§ Verilen görev 1
Protestan Kiliseler Derneği konuşmasına göre kurum, tüzel kişilik kazanmak amacıyla hangi yılda dernek olarak kurulmuştur?
§ Verilen görev 2
Protestan Kiliseler Derneği konuşmasında alıntılanan 9'uncu maddeye göre kişi dinini veya inancını hangi yollarla açıklayabilir? Hepsini sıralayın.
§ Verilen görev 3
Protestan Kiliseler Derneği konuşmasını son cümleden sonra sürdürün.

§ Sayfa alıntısı
AHMET İYİMAYA (Ankara) – Teşekkür ediyorum.
PROTESTAN KİLİSELER DERNEĞİ GENEL SEKRETERİ UMUT ŞAHİN – Protestan Kiliseler Derneği diyoruz ama aslında kurumumuz Türkiye’deki Protestan cemaatini temsil etmektedir büyük oranda. Yani bize birçok kilise, Protestan kilisesi üyedir. 1988’den beri bir araya gelinmektedir ancak 2009’da bir tüzel kişilik kazanmak maksadıyla dernek olarak kurulmuştur.
Amacımız, Türkiye’deki Protestanları özellikle siz devletimiz önünde temsil etmek, bir temsil organı olmak, aynı zamanda sorunlarımızı gündeme getirmek ve çözüm önerilerinde, tavsiyelerde bulunmaktır.
Siz şu anda çok değerli bir çalışma yaparak yeni anayasa çalışması yapıyorsunuz ve bu bizim geleceğimizi şekillendirecek bir konu ve buna kendi çapımızda, özellikle bizi ilgilendiren konularda katkı vermek istedik. Bu maksatla sizlere üç sayfadan oluşan anayasadaki direkt olarak Protestanları ilgilendiren konularda önerilerimizi sunduk. İsterseniz belli başka konulara değinebilirim burada, belli başlıklar var zaten. Özellikle anayasanın ruhu dediğimiz, yani giriş bölümüne çok önem arz etmekteyiz çünkü anayasanın ruhunu oluşturacaktı. Bu kısmın özellikle ülkemizdeki kültürel, dinsel, etniksel ve fikirsel zenginliğini ortaya çıkartıcı, yani bunları gizleyici, yok sayıcı değil, tam tersi ön plana çıkartıcı ve toplumsal barışımızı kuvvetlendirici sınırlamalardan uzak bir anayasanın yapılmasını diliyoruz, bunu talep ediyoruz.
Ve diğer bir konu, inanç özgürlüğü konusu. Bu konuda özellikle Avrupa Birliği içtihatlarından yola çıkarak Avrupa İnsan Hakları Sözleşmesi’nin düşünce, din ve inanç özgürlüğünü düzenleyen 9’uncu maddesinin olduğu gibi anayasada yer almasının büyük bir ileri adım olacağını düşünüyoruz. Şöyle diyor o maddede kısaca: “Herkes düşünce, vicdan ve din özgürlüğüne sahiptir. Bu hak, din veya inanç değiştirme özgürlüğü ile tek başına veya topluca, açıkça veya özel tarzda ibadet, öğretim, uygulama ve ayin yapmak suretiyle dinini veya inancını açıklama özgürlüğünü de içerir.”

§ Sağlanan öğeler
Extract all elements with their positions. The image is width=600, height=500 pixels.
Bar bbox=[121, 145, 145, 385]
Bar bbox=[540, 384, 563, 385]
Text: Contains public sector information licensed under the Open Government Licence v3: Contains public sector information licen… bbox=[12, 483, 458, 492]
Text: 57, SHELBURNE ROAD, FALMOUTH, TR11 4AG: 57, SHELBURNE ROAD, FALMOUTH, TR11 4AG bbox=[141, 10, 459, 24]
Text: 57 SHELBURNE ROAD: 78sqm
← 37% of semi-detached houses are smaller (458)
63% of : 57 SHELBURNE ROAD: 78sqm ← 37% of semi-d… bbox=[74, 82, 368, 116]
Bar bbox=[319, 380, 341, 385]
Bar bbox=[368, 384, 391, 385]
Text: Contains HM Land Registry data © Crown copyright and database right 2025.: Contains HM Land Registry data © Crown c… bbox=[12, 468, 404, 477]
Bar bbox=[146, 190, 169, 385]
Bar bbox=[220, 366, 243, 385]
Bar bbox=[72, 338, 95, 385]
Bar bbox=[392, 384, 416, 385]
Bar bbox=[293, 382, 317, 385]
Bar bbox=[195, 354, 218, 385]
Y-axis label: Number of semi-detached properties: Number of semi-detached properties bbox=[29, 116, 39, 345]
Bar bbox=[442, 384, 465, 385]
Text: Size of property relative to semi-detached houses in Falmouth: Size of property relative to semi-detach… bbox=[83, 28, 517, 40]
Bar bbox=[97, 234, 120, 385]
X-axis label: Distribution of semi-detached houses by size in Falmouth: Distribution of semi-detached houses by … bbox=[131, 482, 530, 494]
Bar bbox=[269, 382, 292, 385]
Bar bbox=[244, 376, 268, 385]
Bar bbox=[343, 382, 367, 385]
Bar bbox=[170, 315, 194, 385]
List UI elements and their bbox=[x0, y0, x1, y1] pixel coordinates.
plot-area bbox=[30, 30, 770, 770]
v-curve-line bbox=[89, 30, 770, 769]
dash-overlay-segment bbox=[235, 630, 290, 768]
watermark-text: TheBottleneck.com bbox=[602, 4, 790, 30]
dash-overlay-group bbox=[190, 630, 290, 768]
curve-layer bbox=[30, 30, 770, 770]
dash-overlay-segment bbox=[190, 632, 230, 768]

§ Sonuç 1
2009

§ Sonuç 2
İbadet, öğretim, uygulama ve ayin

§ Sonuç 3
2’nci maddede sınırlamalardan bahsediyor ama sınırlamaların özellikle yasal dayanağının olması keyfiyetten uzak ve bir açıklama kısmı var ve bu açıklama kısmına özellikle önem verdik çünkü aslında benzer bir madde Anayasa’mızda var ancak Anayasa’mızdaki madde din öğretimini düzenlemiyor, sadece bir din öğretimiyle ilgili, zorunlu din dersi dediğimiz konuda bir düzenleme yapıyor ama genel olarak din öğretimi konusunda bir özgürlük tanımıyor. Maddenin bu şekliyle yer alması durumunda bunun özellikle dinî eğitim hem yükseköğretim yani işte bizim rahip, kilise önderi yetiştirebileceğimiz tarzda bir yükseköğretim ama aynı zamanda da anne-babaların kendi dinî inançları çerçevesinde çocuklarını yetiştirme özgürlüğünü de katacağını düşünüyoruz.
Sayın Başkan Yardımcımız İsmail Bey bahsetti, örgütlenme konusunda özellikle bir dinî tüzel kişilik yasasının gerekli olduğunu düşünüyoruz ve anayasanın buna bir zemin oluşturmasını, bu sırf Hristiyanlar için değil, Müslümanlar için de... Bugün vakıflar, dernekler ve şirketler aracılığıyla sadece tüzel kişilik ülkemizde kazanılabiliyor. Bir de siyasi parti ve sendikaları da katabiliriz buna ancak bu durum tam anlamıyla dinî örgütlenmeleri ifade etmiyor. Daha özel bir dinî tüzel kişilik yasası gibi bir yasayla bunun çözülebileceğini ve anayasada buna belki bir referans verilebileceğini öneriyoruz.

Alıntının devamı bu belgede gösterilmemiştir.